Retype the listing that follows, word for word.

**Saved data entries**
· · ·

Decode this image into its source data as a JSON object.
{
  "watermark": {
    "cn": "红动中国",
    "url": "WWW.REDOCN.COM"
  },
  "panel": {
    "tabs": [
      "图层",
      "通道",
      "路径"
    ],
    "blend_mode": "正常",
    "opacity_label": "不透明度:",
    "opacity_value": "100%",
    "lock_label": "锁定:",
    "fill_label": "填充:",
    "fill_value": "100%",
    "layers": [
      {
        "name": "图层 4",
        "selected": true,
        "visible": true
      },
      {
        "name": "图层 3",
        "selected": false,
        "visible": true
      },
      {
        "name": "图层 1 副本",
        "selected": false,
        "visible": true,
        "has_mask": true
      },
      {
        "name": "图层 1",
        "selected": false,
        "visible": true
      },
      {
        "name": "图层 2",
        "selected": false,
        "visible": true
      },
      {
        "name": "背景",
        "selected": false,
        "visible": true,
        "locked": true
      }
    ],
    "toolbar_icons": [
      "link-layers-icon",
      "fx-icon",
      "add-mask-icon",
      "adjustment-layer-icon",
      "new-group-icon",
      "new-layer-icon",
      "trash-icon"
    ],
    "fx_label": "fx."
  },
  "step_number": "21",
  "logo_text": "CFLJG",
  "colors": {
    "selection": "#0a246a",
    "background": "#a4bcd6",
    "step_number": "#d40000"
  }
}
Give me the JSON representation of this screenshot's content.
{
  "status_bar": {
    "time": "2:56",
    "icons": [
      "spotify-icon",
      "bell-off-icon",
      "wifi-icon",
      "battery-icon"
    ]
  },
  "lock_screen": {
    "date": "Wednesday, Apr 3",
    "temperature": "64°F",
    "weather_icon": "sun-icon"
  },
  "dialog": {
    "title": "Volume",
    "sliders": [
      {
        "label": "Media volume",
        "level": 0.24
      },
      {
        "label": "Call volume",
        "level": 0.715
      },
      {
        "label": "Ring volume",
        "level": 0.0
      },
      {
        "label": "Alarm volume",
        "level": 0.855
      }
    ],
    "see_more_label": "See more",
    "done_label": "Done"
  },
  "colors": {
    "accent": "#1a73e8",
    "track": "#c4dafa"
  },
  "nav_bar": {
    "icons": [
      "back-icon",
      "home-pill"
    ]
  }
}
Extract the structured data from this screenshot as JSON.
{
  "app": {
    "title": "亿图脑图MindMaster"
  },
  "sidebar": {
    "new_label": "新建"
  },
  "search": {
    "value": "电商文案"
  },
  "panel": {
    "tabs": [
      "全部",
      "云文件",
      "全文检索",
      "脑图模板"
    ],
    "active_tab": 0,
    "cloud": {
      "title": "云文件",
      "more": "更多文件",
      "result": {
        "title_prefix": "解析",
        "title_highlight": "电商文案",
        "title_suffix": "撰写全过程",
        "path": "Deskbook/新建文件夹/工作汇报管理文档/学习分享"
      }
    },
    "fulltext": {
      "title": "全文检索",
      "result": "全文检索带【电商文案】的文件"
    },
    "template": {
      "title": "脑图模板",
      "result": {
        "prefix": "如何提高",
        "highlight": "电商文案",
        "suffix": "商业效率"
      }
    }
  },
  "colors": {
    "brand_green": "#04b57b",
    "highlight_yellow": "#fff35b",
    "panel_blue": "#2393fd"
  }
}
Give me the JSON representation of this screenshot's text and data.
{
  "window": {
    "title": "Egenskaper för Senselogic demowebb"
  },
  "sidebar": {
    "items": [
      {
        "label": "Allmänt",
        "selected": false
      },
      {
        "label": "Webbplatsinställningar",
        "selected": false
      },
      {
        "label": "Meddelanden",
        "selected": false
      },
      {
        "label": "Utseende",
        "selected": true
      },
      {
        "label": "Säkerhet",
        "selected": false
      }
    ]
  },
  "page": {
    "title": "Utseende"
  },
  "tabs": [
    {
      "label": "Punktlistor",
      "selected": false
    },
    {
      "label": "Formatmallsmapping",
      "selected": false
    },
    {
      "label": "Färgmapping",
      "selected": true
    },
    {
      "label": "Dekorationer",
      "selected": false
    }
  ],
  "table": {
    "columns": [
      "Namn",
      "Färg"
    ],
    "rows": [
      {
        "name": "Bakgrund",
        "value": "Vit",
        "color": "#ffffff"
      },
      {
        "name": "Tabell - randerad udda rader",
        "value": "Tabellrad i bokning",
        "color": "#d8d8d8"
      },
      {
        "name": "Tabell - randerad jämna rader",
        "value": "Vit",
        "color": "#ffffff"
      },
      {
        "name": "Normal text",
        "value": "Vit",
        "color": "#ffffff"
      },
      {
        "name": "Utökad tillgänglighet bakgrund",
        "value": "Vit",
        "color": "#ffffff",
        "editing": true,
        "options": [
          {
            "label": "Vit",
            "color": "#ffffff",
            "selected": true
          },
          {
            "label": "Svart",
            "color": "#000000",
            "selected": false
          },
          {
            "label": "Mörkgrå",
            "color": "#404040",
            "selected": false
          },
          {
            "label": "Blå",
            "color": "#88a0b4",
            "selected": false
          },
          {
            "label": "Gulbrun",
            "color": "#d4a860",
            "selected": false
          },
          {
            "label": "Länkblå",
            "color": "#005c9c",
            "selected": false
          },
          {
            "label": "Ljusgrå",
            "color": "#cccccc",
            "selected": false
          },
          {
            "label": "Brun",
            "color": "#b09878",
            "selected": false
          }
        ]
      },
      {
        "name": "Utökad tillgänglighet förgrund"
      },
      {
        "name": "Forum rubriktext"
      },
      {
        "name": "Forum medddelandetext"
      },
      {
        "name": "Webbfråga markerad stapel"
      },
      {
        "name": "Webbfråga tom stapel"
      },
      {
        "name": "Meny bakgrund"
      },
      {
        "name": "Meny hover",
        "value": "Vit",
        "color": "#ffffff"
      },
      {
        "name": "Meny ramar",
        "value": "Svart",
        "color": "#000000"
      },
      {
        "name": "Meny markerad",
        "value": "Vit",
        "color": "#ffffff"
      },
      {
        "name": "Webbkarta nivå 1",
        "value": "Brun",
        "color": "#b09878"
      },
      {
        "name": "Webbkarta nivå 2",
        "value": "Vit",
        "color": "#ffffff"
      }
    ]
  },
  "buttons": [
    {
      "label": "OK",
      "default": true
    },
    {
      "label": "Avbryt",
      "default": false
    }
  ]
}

· · ·

**WRITTEN SOLUTION**
Decode this image into its source data as a JSON object.
{
  "watermark": {
    "cn": "红动中国",
    "url": "WWW.REDOCN.COM"
  },
  "panel": {
    "tabs": [
      "图层",
      "通道",
      "路径"
    ],
    "blend_mode": "正常",
    "opacity_label": "不透明度:",
    "opacity_value": "100%",
    "lock_label": "锁定:",
    "fill_label": "填充:",
    "fill_value": "100%",
    "layers": [
      {
        "name": "图层 4",
        "selected": true,
        "visible": true
      },
      {
        "name": "图层 3",
        "selected": false,
        "visible": true
      },
      {
        "name": "图层 1 副本",
        "selected": false,
        "visible": true,
        "has_mask": true
      },
      {
        "name": "图层 1",
        "selected": false,
        "visible": true
      },
      {
        "name": "图层 2",
        "selected": false,
        "visible": true
      },
      {
        "name": "背景",
        "selected": false,
        "visible": true,
        "locked": true
      }
    ],
    "toolbar_icons": [
      "link-layers-icon",
      "fx-icon",
      "add-mask-icon",
      "adjustment-layer-icon",
      "new-group-icon",
      "new-layer-icon",
      "trash-icon"
    ],
    "fx_label": "fx."
  },
  "step_number": "21",
  "logo_text": "CFLJG",
  "colors": {
    "selection": "#0a246a",
    "background": "#a4bcd6",
    "step_number": "#d40000"
  }
}
Give me the JSON representation of this screenshot's content.
{
  "status_bar": {
    "time": "2:56",
    "icons": [
      "spotify-icon",
      "bell-off-icon",
      "wifi-icon",
      "battery-icon"
    ]
  },
  "lock_screen": {
    "date": "Wednesday, Apr 3",
    "temperature": "64°F",
    "weather_icon": "sun-icon"
  },
  "dialog": {
    "title": "Volume",
    "sliders": [
      {
        "label": "Media volume",
        "level": 0.24
      },
      {
        "label": "Call volume",
        "level": 0.715
      },
      {
        "label": "Ring volume",
        "level": 0.0
      },
      {
        "label": "Alarm volume",
        "level": 0.855
      }
    ],
    "see_more_label": "See more",
    "done_label": "Done"
  },
  "colors": {
    "accent": "#1a73e8",
    "track": "#c4dafa"
  },
  "nav_bar": {
    "icons": [
      "back-icon",
      "home-pill"
    ]
  }
}
Extract the structured data from this screenshot as JSON.
{
  "app": {
    "title": "亿图脑图MindMaster"
  },
  "sidebar": {
    "new_label": "新建"
  },
  "search": {
    "value": "电商文案"
  },
  "panel": {
    "tabs": [
      "全部",
      "云文件",
      "全文检索",
      "脑图模板"
    ],
    "active_tab": 0,
    "cloud": {
      "title": "云文件",
      "more": "更多文件",
      "result": {
        "title_prefix": "解析",
        "title_highlight": "电商文案",
        "title_suffix": "撰写全过程",
        "path": "Deskbook/新建文件夹/工作汇报管理文档/学习分享"
      }
    },
    "fulltext": {
      "title": "全文检索",
      "result": "全文检索带【电商文案】的文件"
    },
    "template": {
      "title": "脑图模板",
      "result": {
        "prefix": "如何提高",
        "highlight": "电商文案",
        "suffix": "商业效率"
      }
    }
  },
  "colors": {
    "brand_green": "#04b57b",
    "highlight_yellow": "#fff35b",
    "panel_blue": "#2393fd"
  }
}
Give me the JSON representation of this screenshot's text and data.
{
  "window": {
    "title": "Egenskaper för Senselogic demowebb"
  },
  "sidebar": {
    "items": [
      {
        "label": "Allmänt",
        "selected": false
      },
      {
        "label": "Webbplatsinställningar",
        "selected": false
      },
      {
        "label": "Meddelanden",
        "selected": false
      },
      {
        "label": "Utseende",
        "selected": true
      },
      {
        "label": "Säkerhet",
        "selected": false
      }
    ]
  },
  "page": {
    "title": "Utseende"
  },
  "tabs": [
    {
      "label": "Punktlistor",
      "selected": false
    },
    {
      "label": "Formatmallsmapping",
      "selected": false
    },
    {
      "label": "Färgmapping",
      "selected": true
    },
    {
      "label": "Dekorationer",
      "selected": false
    }
  ],
  "table": {
    "columns": [
      "Namn",
      "Färg"
    ],
    "rows": [
      {
        "name": "Bakgrund",
        "value": "Vit",
        "color": "#ffffff"
      },
      {
        "name": "Tabell - randerad udda rader",
        "value": "Tabellrad i bokning",
        "color": "#d8d8d8"
      },
      {
        "name": "Tabell - randerad jämna rader",
        "value": "Vit",
        "color": "#ffffff"
      },
      {
        "name": "Normal text",
        "value": "Vit",
        "color": "#ffffff"
      },
      {
        "name": "Utökad tillgänglighet bakgrund",
        "value": "Vit",
        "color": "#ffffff",
        "editing": true,
        "options": [
          {
            "label": "Vit",
            "color": "#ffffff",
            "selected": true
          },
          {
            "label": "Svart",
            "color": "#000000",
            "selected": false
          },
          {
            "label": "Mörkgrå",
            "color": "#404040",
            "selected": false
          },
          {
            "label": "Blå",
            "color": "#88a0b4",
            "selected": false
          },
          {
            "label": "Gulbrun",
            "color": "#d4a860",
            "selected": false
          },
          {
            "label": "Länkblå",
            "color": "#005c9c",
            "selected": false
          },
          {
            "label": "Ljusgrå",
            "color": "#cccccc",
            "selected": false
          },
          {
            "label": "Brun",
            "color": "#b09878",
            "selected": false
          }
        ]
      },
      {
        "name": "Utökad tillgänglighet förgrund"
      },
      {
        "name": "Forum rubriktext"
      },
      {
        "name": "Forum medddelandetext"
      },
      {
        "name": "Webbfråga markerad stapel"
      },
      {
        "name": "Webbfråga tom stapel"
      },
      {
        "name": "Meny bakgrund"
      },
      {
        "name": "Meny hover",
        "value": "Vit",
        "color": "#ffffff"
      },
      {
        "name": "Meny ramar",
        "value": "Svart",
        "color": "#000000"
      },
      {
        "name": "Meny markerad",
        "value": "Vit",
        "color": "#ffffff"
      },
      {
        "name": "Webbkarta nivå 1",
        "value": "Brun",
        "color": "#b09878"
      },
      {
        "name": "Webbkarta nivå 2",
        "value": "Vit",
        "color": "#ffffff"
      }
    ]
  },
  "buttons": [
    {
      "label": "OK",
      "default": true
    },
    {
      "label": "Avbryt",
      "default": false
    }
  ]
}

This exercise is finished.